■ EXERCISE PROMPT ■
Produce the listing below again, exactly as shown.

(Items from a data source)
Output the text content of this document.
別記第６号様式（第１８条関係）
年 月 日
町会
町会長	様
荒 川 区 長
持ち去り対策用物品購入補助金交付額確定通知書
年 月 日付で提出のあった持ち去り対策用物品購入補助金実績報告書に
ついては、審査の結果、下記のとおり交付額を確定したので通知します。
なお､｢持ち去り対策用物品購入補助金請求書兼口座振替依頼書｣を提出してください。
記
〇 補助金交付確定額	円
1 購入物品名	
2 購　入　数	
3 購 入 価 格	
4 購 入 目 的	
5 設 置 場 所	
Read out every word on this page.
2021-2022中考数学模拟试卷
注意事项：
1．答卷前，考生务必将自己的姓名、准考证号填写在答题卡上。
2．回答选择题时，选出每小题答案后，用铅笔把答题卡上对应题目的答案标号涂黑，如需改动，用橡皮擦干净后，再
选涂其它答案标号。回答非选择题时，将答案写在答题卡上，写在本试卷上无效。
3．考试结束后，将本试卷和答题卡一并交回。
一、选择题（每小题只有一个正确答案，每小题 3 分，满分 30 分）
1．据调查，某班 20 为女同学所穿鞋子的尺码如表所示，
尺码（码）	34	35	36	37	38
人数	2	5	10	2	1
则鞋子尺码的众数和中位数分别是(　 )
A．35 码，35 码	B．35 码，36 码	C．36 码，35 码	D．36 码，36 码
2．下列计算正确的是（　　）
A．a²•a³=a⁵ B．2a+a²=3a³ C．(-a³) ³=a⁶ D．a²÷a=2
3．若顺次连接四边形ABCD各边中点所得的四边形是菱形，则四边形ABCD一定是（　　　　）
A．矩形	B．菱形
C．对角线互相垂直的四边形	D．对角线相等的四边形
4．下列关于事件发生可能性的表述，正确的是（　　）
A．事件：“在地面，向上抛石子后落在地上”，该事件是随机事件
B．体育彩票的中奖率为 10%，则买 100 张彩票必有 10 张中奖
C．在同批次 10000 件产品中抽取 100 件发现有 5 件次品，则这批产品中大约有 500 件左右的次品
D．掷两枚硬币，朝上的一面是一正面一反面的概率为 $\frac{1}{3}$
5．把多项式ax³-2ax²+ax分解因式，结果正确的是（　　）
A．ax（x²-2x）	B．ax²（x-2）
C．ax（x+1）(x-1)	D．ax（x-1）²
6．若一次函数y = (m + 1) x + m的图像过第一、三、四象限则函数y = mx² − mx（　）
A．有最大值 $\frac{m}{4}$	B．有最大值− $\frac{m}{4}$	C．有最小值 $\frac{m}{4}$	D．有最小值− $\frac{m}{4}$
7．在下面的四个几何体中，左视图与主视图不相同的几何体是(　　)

■ WORKED SOLUTION ■
Output the text content of this document.
別記第６号様式（第１８条関係）
年 月 日
町会
町会長	様
荒 川 区 長
持ち去り対策用物品購入補助金交付額確定通知書
年 月 日付で提出のあった持ち去り対策用物品購入補助金実績報告書に
ついては、審査の結果、下記のとおり交付額を確定したので通知します。
なお､｢持ち去り対策用物品購入補助金請求書兼口座振替依頼書｣を提出してください。
記
〇 補助金交付確定額	円
1 購入物品名	
2 購　入　数	
3 購 入 価 格	
4 購 入 目 的	
5 設 置 場 所	
Read out every word on this page.
2021-2022中考数学模拟试卷
注意事项：
1．答卷前，考生务必将自己的姓名、准考证号填写在答题卡上。
2．回答选择题时，选出每小题答案后，用铅笔把答题卡上对应题目的答案标号涂黑，如需改动，用橡皮擦干净后，再
选涂其它答案标号。回答非选择题时，将答案写在答题卡上，写在本试卷上无效。
3．考试结束后，将本试卷和答题卡一并交回。
一、选择题（每小题只有一个正确答案，每小题 3 分，满分 30 分）
1．据调查，某班 20 为女同学所穿鞋子的尺码如表所示，
尺码（码）	34	35	36	37	38
人数	2	5	10	2	1
则鞋子尺码的众数和中位数分别是(　 )
A．35 码，35 码	B．35 码，36 码	C．36 码，35 码	D．36 码，36 码
2．下列计算正确的是（　　）
A．a²•a³=a⁵ B．2a+a²=3a³ C．(-a³) ³=a⁶ D．a²÷a=2
3．若顺次连接四边形ABCD各边中点所得的四边形是菱形，则四边形ABCD一定是（　　　　）
A．矩形	B．菱形
C．对角线互相垂直的四边形	D．对角线相等的四边形
4．下列关于事件发生可能性的表述，正确的是（　　）
A．事件：“在地面，向上抛石子后落在地上”，该事件是随机事件
B．体育彩票的中奖率为 10%，则买 100 张彩票必有 10 张中奖
C．在同批次 10000 件产品中抽取 100 件发现有 5 件次品，则这批产品中大约有 500 件左右的次品
D．掷两枚硬币，朝上的一面是一正面一反面的概率为 $\frac{1}{3}$
5．把多项式ax³-2ax²+ax分解因式，结果正确的是（　　）
A．ax（x²-2x）	B．ax²（x-2）
C．ax（x+1）(x-1)	D．ax（x-1）²
6．若一次函数y = (m + 1) x + m的图像过第一、三、四象限则函数y = mx² − mx（　）
A．有最大值 $\frac{m}{4}$	B．有最大值− $\frac{m}{4}$	C．有最小值 $\frac{m}{4}$	D．有最小值− $\frac{m}{4}$
7．在下面的四个几何体中，左视图与主视图不相同的几何体是(　　)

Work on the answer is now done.